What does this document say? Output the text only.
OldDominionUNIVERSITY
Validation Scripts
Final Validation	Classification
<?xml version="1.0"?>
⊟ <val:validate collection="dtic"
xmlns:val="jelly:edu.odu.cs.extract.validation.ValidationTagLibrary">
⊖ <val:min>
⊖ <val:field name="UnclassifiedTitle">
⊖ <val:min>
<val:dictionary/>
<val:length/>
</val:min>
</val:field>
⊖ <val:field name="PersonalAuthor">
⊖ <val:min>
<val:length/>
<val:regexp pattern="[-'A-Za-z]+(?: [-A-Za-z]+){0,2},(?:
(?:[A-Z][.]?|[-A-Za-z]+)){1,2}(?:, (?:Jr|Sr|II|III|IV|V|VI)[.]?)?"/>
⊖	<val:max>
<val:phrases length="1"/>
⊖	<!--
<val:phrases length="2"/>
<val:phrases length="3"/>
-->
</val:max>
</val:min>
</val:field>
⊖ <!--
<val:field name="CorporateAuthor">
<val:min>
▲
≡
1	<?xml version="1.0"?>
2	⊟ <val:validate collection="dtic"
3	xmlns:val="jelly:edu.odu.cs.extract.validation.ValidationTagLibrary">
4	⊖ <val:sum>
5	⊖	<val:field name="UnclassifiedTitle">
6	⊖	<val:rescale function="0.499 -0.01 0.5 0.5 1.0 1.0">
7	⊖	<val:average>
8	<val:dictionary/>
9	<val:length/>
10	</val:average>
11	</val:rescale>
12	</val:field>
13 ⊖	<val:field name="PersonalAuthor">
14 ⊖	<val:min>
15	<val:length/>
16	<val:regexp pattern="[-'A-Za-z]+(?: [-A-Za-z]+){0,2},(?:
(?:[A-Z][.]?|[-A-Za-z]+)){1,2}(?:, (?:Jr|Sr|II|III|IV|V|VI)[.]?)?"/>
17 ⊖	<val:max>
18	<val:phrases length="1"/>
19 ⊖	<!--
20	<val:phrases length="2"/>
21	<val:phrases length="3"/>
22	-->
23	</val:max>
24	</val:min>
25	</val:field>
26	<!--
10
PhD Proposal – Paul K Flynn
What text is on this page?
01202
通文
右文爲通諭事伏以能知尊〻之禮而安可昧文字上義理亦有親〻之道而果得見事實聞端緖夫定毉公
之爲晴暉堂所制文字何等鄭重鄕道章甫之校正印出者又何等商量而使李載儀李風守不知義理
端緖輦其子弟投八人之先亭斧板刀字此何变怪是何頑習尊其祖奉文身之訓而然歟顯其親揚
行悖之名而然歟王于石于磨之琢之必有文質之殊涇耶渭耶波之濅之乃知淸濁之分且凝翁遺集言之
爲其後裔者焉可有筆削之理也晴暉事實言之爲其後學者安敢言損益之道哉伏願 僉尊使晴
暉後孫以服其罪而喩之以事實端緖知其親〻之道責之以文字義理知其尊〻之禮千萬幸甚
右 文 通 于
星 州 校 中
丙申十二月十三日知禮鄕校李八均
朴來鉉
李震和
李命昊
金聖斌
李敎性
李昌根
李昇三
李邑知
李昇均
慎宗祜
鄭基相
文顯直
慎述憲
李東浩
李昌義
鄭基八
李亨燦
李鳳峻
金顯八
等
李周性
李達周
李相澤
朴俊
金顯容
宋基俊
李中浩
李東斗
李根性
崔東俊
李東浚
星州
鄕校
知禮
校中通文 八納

Task prompt: Set all of the entries down again, exactly as they were given.

Final result:
What does this document say? Output the text only.
OldDominionUNIVERSITY
Validation Scripts
Final Validation	Classification
<?xml version="1.0"?>
⊟ <val:validate collection="dtic"
xmlns:val="jelly:edu.odu.cs.extract.validation.ValidationTagLibrary">
⊖ <val:min>
⊖ <val:field name="UnclassifiedTitle">
⊖ <val:min>
<val:dictionary/>
<val:length/>
</val:min>
</val:field>
⊖ <val:field name="PersonalAuthor">
⊖ <val:min>
<val:length/>
<val:regexp pattern="[-'A-Za-z]+(?: [-A-Za-z]+){0,2},(?:
(?:[A-Z][.]?|[-A-Za-z]+)){1,2}(?:, (?:Jr|Sr|II|III|IV|V|VI)[.]?)?"/>
⊖	<val:max>
<val:phrases length="1"/>
⊖	<!--
<val:phrases length="2"/>
<val:phrases length="3"/>
-->
</val:max>
</val:min>
</val:field>
⊖ <!--
<val:field name="CorporateAuthor">
<val:min>
▲
≡
1	<?xml version="1.0"?>
2	⊟ <val:validate collection="dtic"
3	xmlns:val="jelly:edu.odu.cs.extract.validation.ValidationTagLibrary">
4	⊖ <val:sum>
5	⊖	<val:field name="UnclassifiedTitle">
6	⊖	<val:rescale function="0.499 -0.01 0.5 0.5 1.0 1.0">
7	⊖	<val:average>
8	<val:dictionary/>
9	<val:length/>
10	</val:average>
11	</val:rescale>
12	</val:field>
13 ⊖	<val:field name="PersonalAuthor">
14 ⊖	<val:min>
15	<val:length/>
16	<val:regexp pattern="[-'A-Za-z]+(?: [-A-Za-z]+){0,2},(?:
(?:[A-Z][.]?|[-A-Za-z]+)){1,2}(?:, (?:Jr|Sr|II|III|IV|V|VI)[.]?)?"/>
17 ⊖	<val:max>
18	<val:phrases length="1"/>
19 ⊖	<!--
20	<val:phrases length="2"/>
21	<val:phrases length="3"/>
22	-->
23	</val:max>
24	</val:min>
25	</val:field>
26	<!--
10
PhD Proposal – Paul K Flynn
What text is on this page?
01202
通文
右文爲通諭事伏以能知尊〻之禮而安可昧文字上義理亦有親〻之道而果得見事實聞端緖夫定毉公
之爲晴暉堂所制文字何等鄭重鄕道章甫之校正印出者又何等商量而使李載儀李風守不知義理
端緖輦其子弟投八人之先亭斧板刀字此何变怪是何頑習尊其祖奉文身之訓而然歟顯其親揚
行悖之名而然歟王于石于磨之琢之必有文質之殊涇耶渭耶波之濅之乃知淸濁之分且凝翁遺集言之
爲其後裔者焉可有筆削之理也晴暉事實言之爲其後學者安敢言損益之道哉伏願 僉尊使晴
暉後孫以服其罪而喩之以事實端緖知其親〻之道責之以文字義理知其尊〻之禮千萬幸甚
右 文 通 于
星 州 校 中
丙申十二月十三日知禮鄕校李八均
朴來鉉
李震和
李命昊
金聖斌
李敎性
李昌根
李昇三
李邑知
李昇均
慎宗祜
鄭基相
文顯直
慎述憲
李東浩
李昌義
鄭基八
李亨燦
李鳳峻
金顯八
等
李周性
李達周
李相澤
朴俊
金顯容
宋基俊
李中浩
李東斗
李根性
崔東俊
李東浚
星州
鄕校
知禮
校中通文 八納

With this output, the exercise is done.